OBJECTIVE:
Express the rows as a Markdown table with the columns Number and Listing line. Begin at the line that has "svg-text:SK: SK [1129, 716, 1167, 747]", stop after the line that has "svg-text:20,19%: 20,19% [1378, 901, 1512, 945]", and leave out blank lines.

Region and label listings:
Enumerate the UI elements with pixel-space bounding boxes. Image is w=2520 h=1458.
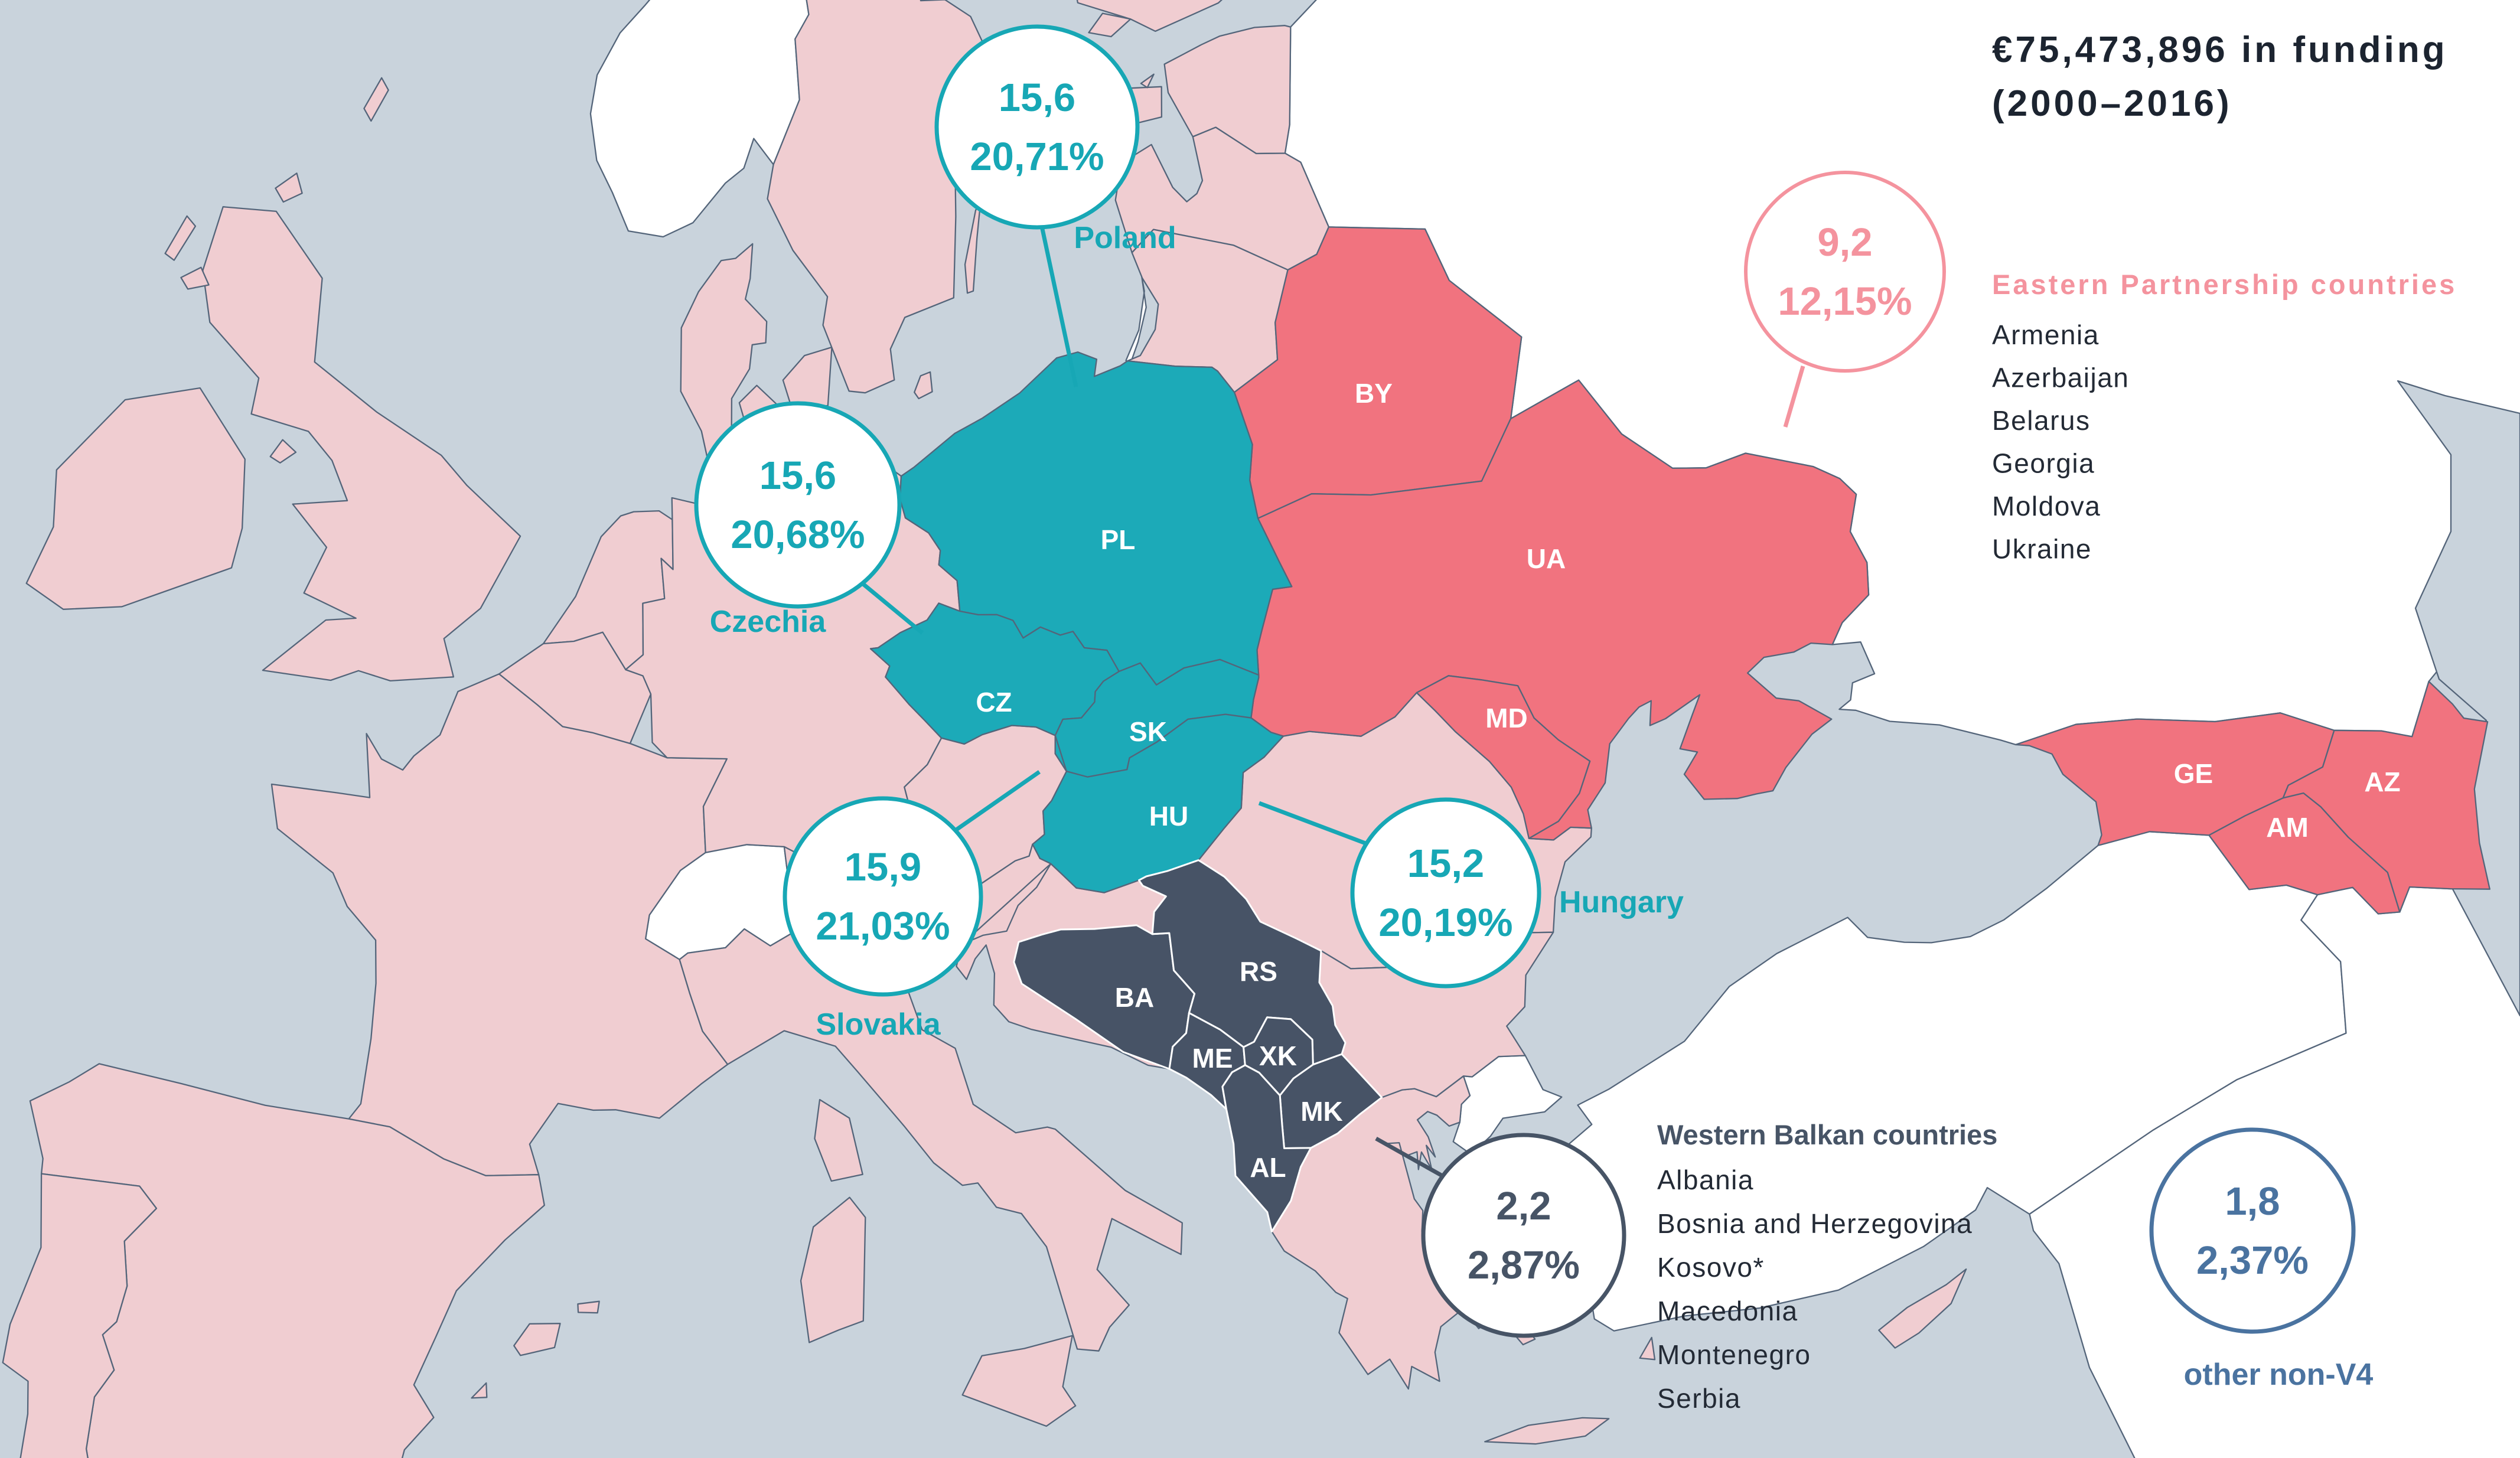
svg-text:SK: SK [1129, 716, 1167, 747]
svg-text:1,8: 1,8 [2225, 1179, 2280, 1224]
svg-text:UA: UA [1527, 543, 1566, 574]
svg-text:15,9: 15,9 [845, 845, 921, 889]
svg-text:Hungary: Hungary [1559, 885, 1684, 919]
svg-text:12,15%: 12,15% [1778, 279, 1912, 324]
svg-text:2,2: 2,2 [1496, 1184, 1551, 1228]
svg-text:other non-V4: other non-V4 [2184, 1358, 2374, 1392]
svg-text:GE: GE [2174, 758, 2213, 789]
svg-text:Albania: Albania [1657, 1165, 1754, 1195]
svg-text:15,6: 15,6 [999, 76, 1075, 120]
svg-text:9,2: 9,2 [1817, 220, 1872, 265]
svg-text:PL: PL [1101, 524, 1136, 555]
svg-text:15,2: 15,2 [1407, 841, 1484, 886]
svg-text:RS: RS [1240, 956, 1277, 987]
svg-text:21,03%: 21,03% [816, 904, 950, 948]
svg-text:HU: HU [1149, 801, 1188, 831]
svg-text:AM: AM [2266, 812, 2309, 843]
svg-text:ME: ME [1192, 1043, 1233, 1074]
svg-text:Belarus: Belarus [1992, 405, 2090, 436]
svg-text:Ukraine: Ukraine [1992, 534, 2092, 565]
svg-text:Kosovo*: Kosovo* [1657, 1252, 1765, 1283]
svg-text:Bosnia and Herzegovina: Bosnia and Herzegovina [1657, 1208, 1973, 1239]
svg-text:AL: AL [1250, 1152, 1286, 1183]
svg-text:€75,473,896 in funding: €75,473,896 in funding [1992, 30, 2448, 70]
svg-text:Serbia: Serbia [1657, 1383, 1741, 1414]
svg-text:20,68%: 20,68% [731, 513, 865, 557]
svg-text:AZ: AZ [2364, 766, 2400, 797]
svg-text:Moldova: Moldova [1992, 491, 2101, 521]
svg-text:2,37%: 2,37% [2196, 1238, 2309, 1283]
svg-text:Eastern Partnership countries: Eastern Partnership countries [1992, 269, 2457, 300]
svg-text:15,6: 15,6 [759, 454, 836, 498]
svg-text:XK: XK [1259, 1041, 1297, 1071]
svg-text:CZ: CZ [976, 687, 1012, 717]
svg-text:20,19%: 20,19% [1378, 901, 1512, 945]
svg-text:(2000–2016): (2000–2016) [1992, 83, 2232, 124]
svg-text:Georgia: Georgia [1992, 448, 2095, 479]
svg-text:Slovakia: Slovakia [816, 1007, 941, 1042]
svg-text:Azerbaijan: Azerbaijan [1992, 363, 2129, 393]
svg-text:Macedonia: Macedonia [1657, 1296, 1798, 1326]
svg-text:BA: BA [1115, 982, 1154, 1013]
svg-text:2,87%: 2,87% [1468, 1243, 1580, 1287]
svg-text:BY: BY [1355, 378, 1393, 409]
svg-text:MK: MK [1300, 1096, 1343, 1127]
svg-text:20,71%: 20,71% [970, 135, 1104, 179]
svg-text:MD: MD [1485, 703, 1528, 733]
svg-text:Armenia: Armenia [1992, 319, 2100, 350]
svg-text:Montenegro: Montenegro [1657, 1339, 1811, 1370]
svg-text:Poland: Poland [1074, 221, 1176, 255]
svg-text:Czechia: Czechia [710, 605, 827, 639]
svg-text:Western Balkan countries: Western Balkan countries [1657, 1119, 1997, 1150]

OUTPUT FOR THIS TASK:
| Number | Listing line |
|---|---|
| 1 | svg-text:SK: SK [1129, 716, 1167, 747] |
| 2 | svg-text:1,8: 1,8 [2225, 1179, 2280, 1224] |
| 3 | svg-text:UA: UA [1527, 543, 1566, 574] |
| 4 | svg-text:15,9: 15,9 [845, 845, 921, 889] |
| 5 | svg-text:Hungary: Hungary [1559, 885, 1684, 919] |
| 6 | svg-text:12,15%: 12,15% [1778, 279, 1912, 324] |
| 7 | svg-text:2,2: 2,2 [1496, 1184, 1551, 1228] |
| 8 | svg-text:other non-V4: other non-V4 [2184, 1358, 2374, 1392] |
| 9 | svg-text:GE: GE [2174, 758, 2213, 789] |
| 10 | svg-text:Albania: Albania [1657, 1165, 1754, 1195] |
| 11 | svg-text:15,6: 15,6 [999, 76, 1075, 120] |
| 12 | svg-text:9,2: 9,2 [1817, 220, 1872, 265] |
| 13 | svg-text:PL: PL [1101, 524, 1136, 555] |
| 14 | svg-text:15,2: 15,2 [1407, 841, 1484, 886] |
| 15 | svg-text:RS: RS [1240, 956, 1277, 987] |
| 16 | svg-text:21,03%: 21,03% [816, 904, 950, 948] |
| 17 | svg-text:HU: HU [1149, 801, 1188, 831] |
| 18 | svg-text:AM: AM [2266, 812, 2309, 843] |
| 19 | svg-text:ME: ME [1192, 1043, 1233, 1074] |
| 20 | svg-text:Belarus: Belarus [1992, 405, 2090, 436] |
| 21 | svg-text:Ukraine: Ukraine [1992, 534, 2092, 565] |
| 22 | svg-text:Kosovo*: Kosovo* [1657, 1252, 1765, 1283] |
| 23 | svg-text:Bosnia and Herzegovina: Bosnia and Herzegovina [1657, 1208, 1973, 1239] |
| 24 | svg-text:AL: AL [1250, 1152, 1286, 1183] |
| 25 | svg-text:€75,473,896 in funding: €75,473,896 in funding [1992, 30, 2448, 70] |
| 26 | svg-text:Serbia: Serbia [1657, 1383, 1741, 1414] |
| 27 | svg-text:20,68%: 20,68% [731, 513, 865, 557] |
| 28 | svg-text:AZ: AZ [2364, 766, 2400, 797] |
| 29 | svg-text:Moldova: Moldova [1992, 491, 2101, 521] |
| 30 | svg-text:2,37%: 2,37% [2196, 1238, 2309, 1283] |
| 31 | svg-text:Eastern Partnership countries: Eastern Partnership countries [1992, 269, 2457, 300] |
| 32 | svg-text:15,6: 15,6 [759, 454, 836, 498] |
| 33 | svg-text:XK: XK [1259, 1041, 1297, 1071] |
| 34 | svg-text:CZ: CZ [976, 687, 1012, 717] |
| 35 | svg-text:20,19%: 20,19% [1378, 901, 1512, 945] |